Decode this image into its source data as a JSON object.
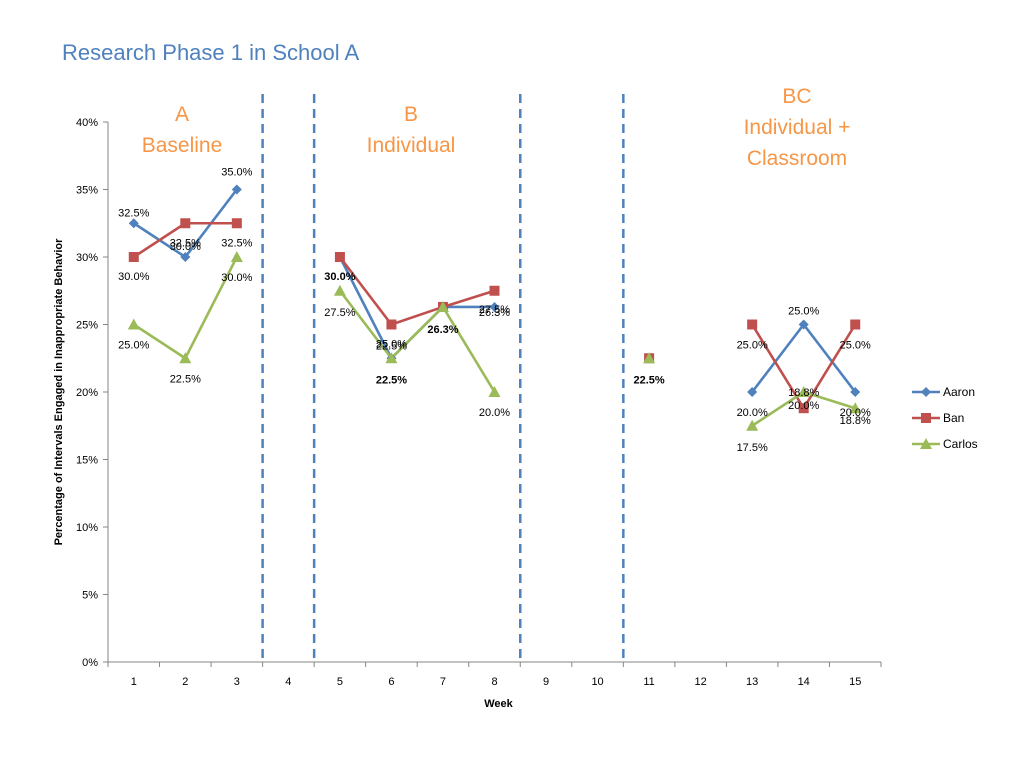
{
  "page": {
    "title": "Research Phase 1 in School A"
  },
  "phases": [
    {
      "lines": [
        "A",
        "Baseline"
      ]
    },
    {
      "lines": [
        "B",
        "Individual"
      ]
    },
    {
      "lines": [
        "BC",
        "Individual +",
        "Classroom"
      ]
    }
  ],
  "phase_change_weeks": [
    3.5,
    4.5,
    8.5,
    10.5
  ],
  "chart_data": {
    "type": "line",
    "title": "Research Phase 1 in School A",
    "xlabel": "Week",
    "ylabel": "Percentage of Intervals Engaged in Inappropriate Behavior",
    "x": [
      1,
      2,
      3,
      4,
      5,
      6,
      7,
      8,
      9,
      10,
      11,
      12,
      13,
      14,
      15
    ],
    "xticks": [
      "1",
      "2",
      "3",
      "4",
      "5",
      "6",
      "7",
      "8",
      "9",
      "10",
      "11",
      "12",
      "13",
      "14",
      "15"
    ],
    "ylim": [
      0,
      40
    ],
    "yticks": [
      "0%",
      "5%",
      "10%",
      "15%",
      "20%",
      "25%",
      "30%",
      "35%",
      "40%"
    ],
    "grid": false,
    "legend_position": "right",
    "series": [
      {
        "name": "Aaron",
        "color": "#4f81bd",
        "marker": "diamond",
        "values": [
          32.5,
          30.0,
          35.0,
          null,
          30.0,
          22.5,
          26.3,
          26.3,
          null,
          null,
          22.5,
          null,
          20.0,
          25.0,
          20.0
        ],
        "labels": [
          "32.5%",
          "30.0%",
          "35.0%",
          null,
          "30.0%",
          "22.5%",
          "26.3%",
          "26.3%",
          null,
          null,
          "22.5%",
          null,
          "20.0%",
          "25.0%",
          "20.0%"
        ]
      },
      {
        "name": "Ban",
        "color": "#c0504d",
        "marker": "square",
        "values": [
          30.0,
          32.5,
          32.5,
          null,
          30.0,
          25.0,
          26.3,
          27.5,
          null,
          null,
          22.5,
          null,
          25.0,
          18.8,
          25.0
        ],
        "labels": [
          "30.0%",
          "32.5%",
          "32.5%",
          null,
          "30.0%",
          "25.0%",
          "26.3%",
          "27.5%",
          null,
          null,
          "22.5%",
          null,
          "25.0%",
          "18.8%",
          "25.0%"
        ]
      },
      {
        "name": "Carlos",
        "color": "#9bbb59",
        "marker": "triangle",
        "values": [
          25.0,
          22.5,
          30.0,
          null,
          27.5,
          22.5,
          26.3,
          20.0,
          null,
          null,
          22.5,
          null,
          17.5,
          20.0,
          18.8
        ],
        "labels": [
          "25.0%",
          "22.5%",
          "30.0%",
          null,
          "27.5%",
          "22.5%",
          "26.3%",
          "20.0%",
          null,
          null,
          "22.5%",
          null,
          "17.5%",
          "20.0%",
          "18.8%"
        ]
      }
    ]
  }
}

§ **WHAT YOU SHOULD DO**:
Copy the material shown above in full and exactly. Skip the pictures.

§ **WRITTEN ANSWER**:
Decode this image into its source data as a JSON object.
{
  "page": {
    "title": "Research Phase 1 in School A"
  },
  "phases": [
    {
      "lines": [
        "A",
        "Baseline"
      ]
    },
    {
      "lines": [
        "B",
        "Individual"
      ]
    },
    {
      "lines": [
        "BC",
        "Individual +",
        "Classroom"
      ]
    }
  ],
  "phase_change_weeks": [
    3.5,
    4.5,
    8.5,
    10.5
  ],
  "chart_data": {
    "type": "line",
    "title": "Research Phase 1 in School A",
    "xlabel": "Week",
    "ylabel": "Percentage of Intervals Engaged in Inappropriate Behavior",
    "x": [
      1,
      2,
      3,
      4,
      5,
      6,
      7,
      8,
      9,
      10,
      11,
      12,
      13,
      14,
      15
    ],
    "xticks": [
      "1",
      "2",
      "3",
      "4",
      "5",
      "6",
      "7",
      "8",
      "9",
      "10",
      "11",
      "12",
      "13",
      "14",
      "15"
    ],
    "ylim": [
      0,
      40
    ],
    "yticks": [
      "0%",
      "5%",
      "10%",
      "15%",
      "20%",
      "25%",
      "30%",
      "35%",
      "40%"
    ],
    "grid": false,
    "legend_position": "right",
    "series": [
      {
        "name": "Aaron",
        "color": "#4f81bd",
        "marker": "diamond",
        "values": [
          32.5,
          30.0,
          35.0,
          null,
          30.0,
          22.5,
          26.3,
          26.3,
          null,
          null,
          22.5,
          null,
          20.0,
          25.0,
          20.0
        ],
        "labels": [
          "32.5%",
          "30.0%",
          "35.0%",
          null,
          "30.0%",
          "22.5%",
          "26.3%",
          "26.3%",
          null,
          null,
          "22.5%",
          null,
          "20.0%",
          "25.0%",
          "20.0%"
        ]
      },
      {
        "name": "Ban",
        "color": "#c0504d",
        "marker": "square",
        "values": [
          30.0,
          32.5,
          32.5,
          null,
          30.0,
          25.0,
          26.3,
          27.5,
          null,
          null,
          22.5,
          null,
          25.0,
          18.8,
          25.0
        ],
        "labels": [
          "30.0%",
          "32.5%",
          "32.5%",
          null,
          "30.0%",
          "25.0%",
          "26.3%",
          "27.5%",
          null,
          null,
          "22.5%",
          null,
          "25.0%",
          "18.8%",
          "25.0%"
        ]
      },
      {
        "name": "Carlos",
        "color": "#9bbb59",
        "marker": "triangle",
        "values": [
          25.0,
          22.5,
          30.0,
          null,
          27.5,
          22.5,
          26.3,
          20.0,
          null,
          null,
          22.5,
          null,
          17.5,
          20.0,
          18.8
        ],
        "labels": [
          "25.0%",
          "22.5%",
          "30.0%",
          null,
          "27.5%",
          "22.5%",
          "26.3%",
          "20.0%",
          null,
          null,
          "22.5%",
          null,
          "17.5%",
          "20.0%",
          "18.8%"
        ]
      }
    ]
  }
}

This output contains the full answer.